(Records from a data source)
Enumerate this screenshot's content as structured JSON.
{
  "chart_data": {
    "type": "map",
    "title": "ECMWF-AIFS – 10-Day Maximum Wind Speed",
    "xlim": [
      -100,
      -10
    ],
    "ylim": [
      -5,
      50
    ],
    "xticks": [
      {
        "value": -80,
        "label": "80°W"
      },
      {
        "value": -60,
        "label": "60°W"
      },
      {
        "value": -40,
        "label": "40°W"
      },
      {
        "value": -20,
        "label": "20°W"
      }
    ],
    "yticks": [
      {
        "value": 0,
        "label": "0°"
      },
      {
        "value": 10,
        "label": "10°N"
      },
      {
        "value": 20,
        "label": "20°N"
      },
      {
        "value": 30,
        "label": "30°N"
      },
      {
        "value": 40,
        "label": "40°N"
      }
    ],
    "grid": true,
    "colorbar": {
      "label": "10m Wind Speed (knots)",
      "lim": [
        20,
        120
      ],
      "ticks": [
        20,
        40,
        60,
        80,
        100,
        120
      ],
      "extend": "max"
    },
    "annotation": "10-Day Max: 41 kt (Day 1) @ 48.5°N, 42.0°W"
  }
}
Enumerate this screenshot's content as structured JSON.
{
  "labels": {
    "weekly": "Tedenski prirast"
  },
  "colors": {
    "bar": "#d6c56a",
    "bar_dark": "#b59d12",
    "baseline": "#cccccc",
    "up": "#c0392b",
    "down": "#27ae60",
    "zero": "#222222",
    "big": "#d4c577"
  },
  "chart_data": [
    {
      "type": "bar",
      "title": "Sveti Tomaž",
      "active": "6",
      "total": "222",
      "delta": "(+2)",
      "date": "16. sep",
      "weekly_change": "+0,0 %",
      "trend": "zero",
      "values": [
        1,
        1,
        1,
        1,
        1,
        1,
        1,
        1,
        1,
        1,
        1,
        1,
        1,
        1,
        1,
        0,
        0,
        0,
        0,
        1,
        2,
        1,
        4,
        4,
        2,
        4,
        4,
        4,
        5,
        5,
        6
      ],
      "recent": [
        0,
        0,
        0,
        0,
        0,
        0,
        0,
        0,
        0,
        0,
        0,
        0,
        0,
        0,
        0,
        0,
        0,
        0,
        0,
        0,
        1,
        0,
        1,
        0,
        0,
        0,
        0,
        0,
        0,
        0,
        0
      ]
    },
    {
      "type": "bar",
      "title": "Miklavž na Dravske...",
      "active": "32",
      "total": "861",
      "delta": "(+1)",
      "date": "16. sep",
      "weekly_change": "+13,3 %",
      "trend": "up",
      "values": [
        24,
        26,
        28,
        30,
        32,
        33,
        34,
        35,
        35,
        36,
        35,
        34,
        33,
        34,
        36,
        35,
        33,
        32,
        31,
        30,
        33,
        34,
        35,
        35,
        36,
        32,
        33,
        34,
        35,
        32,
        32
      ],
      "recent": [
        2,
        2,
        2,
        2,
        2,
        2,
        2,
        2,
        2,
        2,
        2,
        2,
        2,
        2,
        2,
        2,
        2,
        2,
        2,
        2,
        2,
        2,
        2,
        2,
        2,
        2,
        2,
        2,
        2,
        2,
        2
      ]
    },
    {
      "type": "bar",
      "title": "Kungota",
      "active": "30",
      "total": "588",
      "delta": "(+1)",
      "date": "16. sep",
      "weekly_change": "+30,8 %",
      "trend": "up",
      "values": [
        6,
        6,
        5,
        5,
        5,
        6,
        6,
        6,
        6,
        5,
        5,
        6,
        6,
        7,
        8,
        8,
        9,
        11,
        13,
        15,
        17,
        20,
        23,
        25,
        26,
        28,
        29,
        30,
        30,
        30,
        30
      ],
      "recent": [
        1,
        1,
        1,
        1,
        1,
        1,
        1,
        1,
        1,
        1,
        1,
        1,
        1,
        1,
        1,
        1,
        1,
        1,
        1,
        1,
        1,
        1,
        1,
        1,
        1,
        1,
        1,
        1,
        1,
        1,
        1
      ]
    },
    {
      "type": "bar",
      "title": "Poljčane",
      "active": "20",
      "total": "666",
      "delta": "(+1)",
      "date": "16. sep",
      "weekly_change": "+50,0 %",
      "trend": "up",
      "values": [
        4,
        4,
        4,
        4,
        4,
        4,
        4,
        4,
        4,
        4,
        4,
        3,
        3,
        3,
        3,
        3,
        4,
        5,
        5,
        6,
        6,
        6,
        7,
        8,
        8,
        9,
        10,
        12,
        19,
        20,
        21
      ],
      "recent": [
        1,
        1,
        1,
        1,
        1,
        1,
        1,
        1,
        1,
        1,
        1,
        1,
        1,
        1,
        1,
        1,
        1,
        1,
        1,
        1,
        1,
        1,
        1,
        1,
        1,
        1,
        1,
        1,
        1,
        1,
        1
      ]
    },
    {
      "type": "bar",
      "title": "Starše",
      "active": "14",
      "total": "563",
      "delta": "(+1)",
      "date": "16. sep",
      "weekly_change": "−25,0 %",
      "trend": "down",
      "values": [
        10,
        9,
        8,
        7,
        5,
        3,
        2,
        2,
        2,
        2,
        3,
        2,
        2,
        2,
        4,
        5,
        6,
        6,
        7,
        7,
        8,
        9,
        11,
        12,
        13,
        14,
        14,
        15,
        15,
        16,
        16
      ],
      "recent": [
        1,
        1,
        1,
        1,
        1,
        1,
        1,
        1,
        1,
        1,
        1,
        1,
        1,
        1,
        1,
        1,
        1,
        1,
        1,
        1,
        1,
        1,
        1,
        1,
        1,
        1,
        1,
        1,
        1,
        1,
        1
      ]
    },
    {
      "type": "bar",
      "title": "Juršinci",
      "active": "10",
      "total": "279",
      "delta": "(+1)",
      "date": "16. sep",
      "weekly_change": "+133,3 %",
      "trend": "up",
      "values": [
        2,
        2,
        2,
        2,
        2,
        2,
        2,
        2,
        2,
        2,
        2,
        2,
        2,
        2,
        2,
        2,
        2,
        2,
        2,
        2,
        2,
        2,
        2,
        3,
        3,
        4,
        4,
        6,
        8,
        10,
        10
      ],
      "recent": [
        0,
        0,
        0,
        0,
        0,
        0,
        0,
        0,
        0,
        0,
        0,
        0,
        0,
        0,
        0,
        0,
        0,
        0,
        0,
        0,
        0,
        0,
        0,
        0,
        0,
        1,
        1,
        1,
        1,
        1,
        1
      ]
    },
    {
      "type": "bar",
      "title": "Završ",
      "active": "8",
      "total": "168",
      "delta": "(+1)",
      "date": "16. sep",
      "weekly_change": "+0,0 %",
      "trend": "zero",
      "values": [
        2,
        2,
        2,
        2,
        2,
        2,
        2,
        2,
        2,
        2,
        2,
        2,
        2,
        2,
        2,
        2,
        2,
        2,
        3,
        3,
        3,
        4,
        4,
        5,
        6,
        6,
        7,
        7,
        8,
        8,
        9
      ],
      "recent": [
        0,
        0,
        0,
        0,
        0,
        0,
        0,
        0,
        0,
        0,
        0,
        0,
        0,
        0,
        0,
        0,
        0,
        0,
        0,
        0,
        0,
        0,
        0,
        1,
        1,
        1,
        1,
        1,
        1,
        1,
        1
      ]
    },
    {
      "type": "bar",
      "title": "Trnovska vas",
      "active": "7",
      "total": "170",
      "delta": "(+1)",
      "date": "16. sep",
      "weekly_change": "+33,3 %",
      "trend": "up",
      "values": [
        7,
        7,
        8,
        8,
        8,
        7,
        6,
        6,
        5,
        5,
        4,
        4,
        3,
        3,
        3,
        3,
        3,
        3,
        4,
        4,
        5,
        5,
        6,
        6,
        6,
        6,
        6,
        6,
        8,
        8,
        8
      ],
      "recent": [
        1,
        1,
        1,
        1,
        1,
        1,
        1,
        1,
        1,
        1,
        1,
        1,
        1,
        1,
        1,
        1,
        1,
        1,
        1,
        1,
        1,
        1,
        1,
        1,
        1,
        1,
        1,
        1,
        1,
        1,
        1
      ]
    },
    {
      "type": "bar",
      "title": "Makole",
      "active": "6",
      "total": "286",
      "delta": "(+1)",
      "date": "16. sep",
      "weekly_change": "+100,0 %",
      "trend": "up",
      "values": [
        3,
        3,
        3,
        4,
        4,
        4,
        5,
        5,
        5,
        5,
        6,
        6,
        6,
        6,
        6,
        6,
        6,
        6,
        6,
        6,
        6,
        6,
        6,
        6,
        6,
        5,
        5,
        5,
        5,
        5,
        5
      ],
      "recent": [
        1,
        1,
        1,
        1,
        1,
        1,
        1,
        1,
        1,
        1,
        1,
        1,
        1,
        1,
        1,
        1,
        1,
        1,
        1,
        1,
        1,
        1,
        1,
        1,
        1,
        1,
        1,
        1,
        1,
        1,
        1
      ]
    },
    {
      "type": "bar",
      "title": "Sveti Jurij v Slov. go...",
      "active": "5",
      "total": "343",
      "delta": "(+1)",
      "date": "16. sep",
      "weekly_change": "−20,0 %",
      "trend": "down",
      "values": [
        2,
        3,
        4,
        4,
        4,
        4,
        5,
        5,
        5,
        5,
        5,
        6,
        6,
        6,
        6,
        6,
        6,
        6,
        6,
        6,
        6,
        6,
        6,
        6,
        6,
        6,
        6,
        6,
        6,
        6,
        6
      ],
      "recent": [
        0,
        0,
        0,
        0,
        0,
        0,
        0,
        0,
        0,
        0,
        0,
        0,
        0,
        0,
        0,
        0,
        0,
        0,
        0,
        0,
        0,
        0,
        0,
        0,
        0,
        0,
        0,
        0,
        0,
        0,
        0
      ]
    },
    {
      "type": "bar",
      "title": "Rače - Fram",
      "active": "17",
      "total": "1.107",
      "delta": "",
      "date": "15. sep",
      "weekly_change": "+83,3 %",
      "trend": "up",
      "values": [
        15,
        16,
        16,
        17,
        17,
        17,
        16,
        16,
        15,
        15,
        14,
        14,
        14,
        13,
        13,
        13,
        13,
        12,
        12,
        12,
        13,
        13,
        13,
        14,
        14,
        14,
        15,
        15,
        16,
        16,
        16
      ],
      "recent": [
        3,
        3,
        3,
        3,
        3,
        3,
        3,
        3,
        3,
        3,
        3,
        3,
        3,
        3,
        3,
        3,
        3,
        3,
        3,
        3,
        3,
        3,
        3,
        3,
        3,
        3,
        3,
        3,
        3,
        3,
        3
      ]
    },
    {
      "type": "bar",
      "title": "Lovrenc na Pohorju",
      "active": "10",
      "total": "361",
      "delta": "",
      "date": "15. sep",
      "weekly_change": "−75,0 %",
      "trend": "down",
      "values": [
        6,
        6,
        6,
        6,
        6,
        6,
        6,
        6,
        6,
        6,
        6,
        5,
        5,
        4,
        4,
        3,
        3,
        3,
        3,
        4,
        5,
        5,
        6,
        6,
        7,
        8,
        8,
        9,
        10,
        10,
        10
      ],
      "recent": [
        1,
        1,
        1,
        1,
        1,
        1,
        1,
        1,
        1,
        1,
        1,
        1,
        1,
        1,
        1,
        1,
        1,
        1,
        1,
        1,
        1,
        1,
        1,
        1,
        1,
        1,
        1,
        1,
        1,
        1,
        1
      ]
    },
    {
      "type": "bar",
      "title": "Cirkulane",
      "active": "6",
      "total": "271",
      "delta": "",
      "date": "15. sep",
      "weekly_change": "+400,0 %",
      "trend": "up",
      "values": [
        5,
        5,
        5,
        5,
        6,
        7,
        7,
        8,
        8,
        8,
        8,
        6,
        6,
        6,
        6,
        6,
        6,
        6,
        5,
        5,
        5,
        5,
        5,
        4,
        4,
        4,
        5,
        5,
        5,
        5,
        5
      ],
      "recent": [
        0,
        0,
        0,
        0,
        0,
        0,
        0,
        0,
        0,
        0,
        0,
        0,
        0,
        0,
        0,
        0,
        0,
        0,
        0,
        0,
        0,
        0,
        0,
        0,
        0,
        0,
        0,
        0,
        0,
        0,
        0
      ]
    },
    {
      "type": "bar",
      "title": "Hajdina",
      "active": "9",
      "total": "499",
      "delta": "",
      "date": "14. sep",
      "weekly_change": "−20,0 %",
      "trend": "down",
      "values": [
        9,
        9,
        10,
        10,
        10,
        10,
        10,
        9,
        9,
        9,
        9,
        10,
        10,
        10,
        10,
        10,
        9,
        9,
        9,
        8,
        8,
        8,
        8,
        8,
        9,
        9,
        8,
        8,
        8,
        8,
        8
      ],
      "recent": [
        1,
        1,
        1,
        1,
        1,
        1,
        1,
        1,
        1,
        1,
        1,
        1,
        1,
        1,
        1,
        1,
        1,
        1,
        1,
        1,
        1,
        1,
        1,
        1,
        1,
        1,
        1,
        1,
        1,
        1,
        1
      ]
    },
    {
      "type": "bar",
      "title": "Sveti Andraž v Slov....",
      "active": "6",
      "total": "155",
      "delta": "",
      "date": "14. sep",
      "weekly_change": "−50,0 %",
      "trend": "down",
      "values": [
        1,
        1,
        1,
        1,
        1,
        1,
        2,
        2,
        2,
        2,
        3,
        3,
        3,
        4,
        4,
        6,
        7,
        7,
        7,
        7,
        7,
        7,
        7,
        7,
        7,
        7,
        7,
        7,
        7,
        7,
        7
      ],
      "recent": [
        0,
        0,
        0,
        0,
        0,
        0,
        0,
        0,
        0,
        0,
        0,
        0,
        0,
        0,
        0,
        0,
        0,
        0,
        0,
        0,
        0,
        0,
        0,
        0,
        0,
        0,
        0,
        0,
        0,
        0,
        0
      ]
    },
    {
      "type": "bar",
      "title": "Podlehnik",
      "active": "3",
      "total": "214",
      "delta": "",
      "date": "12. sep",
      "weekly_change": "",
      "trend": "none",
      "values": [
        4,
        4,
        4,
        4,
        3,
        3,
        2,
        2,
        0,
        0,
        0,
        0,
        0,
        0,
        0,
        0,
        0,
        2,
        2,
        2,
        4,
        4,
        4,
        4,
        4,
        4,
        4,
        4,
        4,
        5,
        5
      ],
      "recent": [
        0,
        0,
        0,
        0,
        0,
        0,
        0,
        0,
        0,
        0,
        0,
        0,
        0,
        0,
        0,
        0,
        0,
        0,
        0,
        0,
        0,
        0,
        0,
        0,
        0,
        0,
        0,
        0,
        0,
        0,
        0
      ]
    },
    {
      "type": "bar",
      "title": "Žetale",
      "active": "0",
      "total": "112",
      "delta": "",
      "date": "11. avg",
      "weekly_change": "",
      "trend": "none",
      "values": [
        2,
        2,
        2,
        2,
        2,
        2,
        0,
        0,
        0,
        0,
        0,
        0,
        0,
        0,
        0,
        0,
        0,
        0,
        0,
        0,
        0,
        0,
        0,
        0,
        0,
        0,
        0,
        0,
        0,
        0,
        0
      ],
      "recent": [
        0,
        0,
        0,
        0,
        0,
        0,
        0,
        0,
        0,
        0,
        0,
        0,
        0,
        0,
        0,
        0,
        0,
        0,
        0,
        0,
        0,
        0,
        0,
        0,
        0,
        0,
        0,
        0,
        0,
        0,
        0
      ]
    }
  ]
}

Problem requirements
Find the word "Wind" in the data and copy out each line where it turns up.

Reply
    "title": "ECMWF-AIFS – 10-Day Maximum Wind Speed",
      "label": "10m Wind Speed (knots)",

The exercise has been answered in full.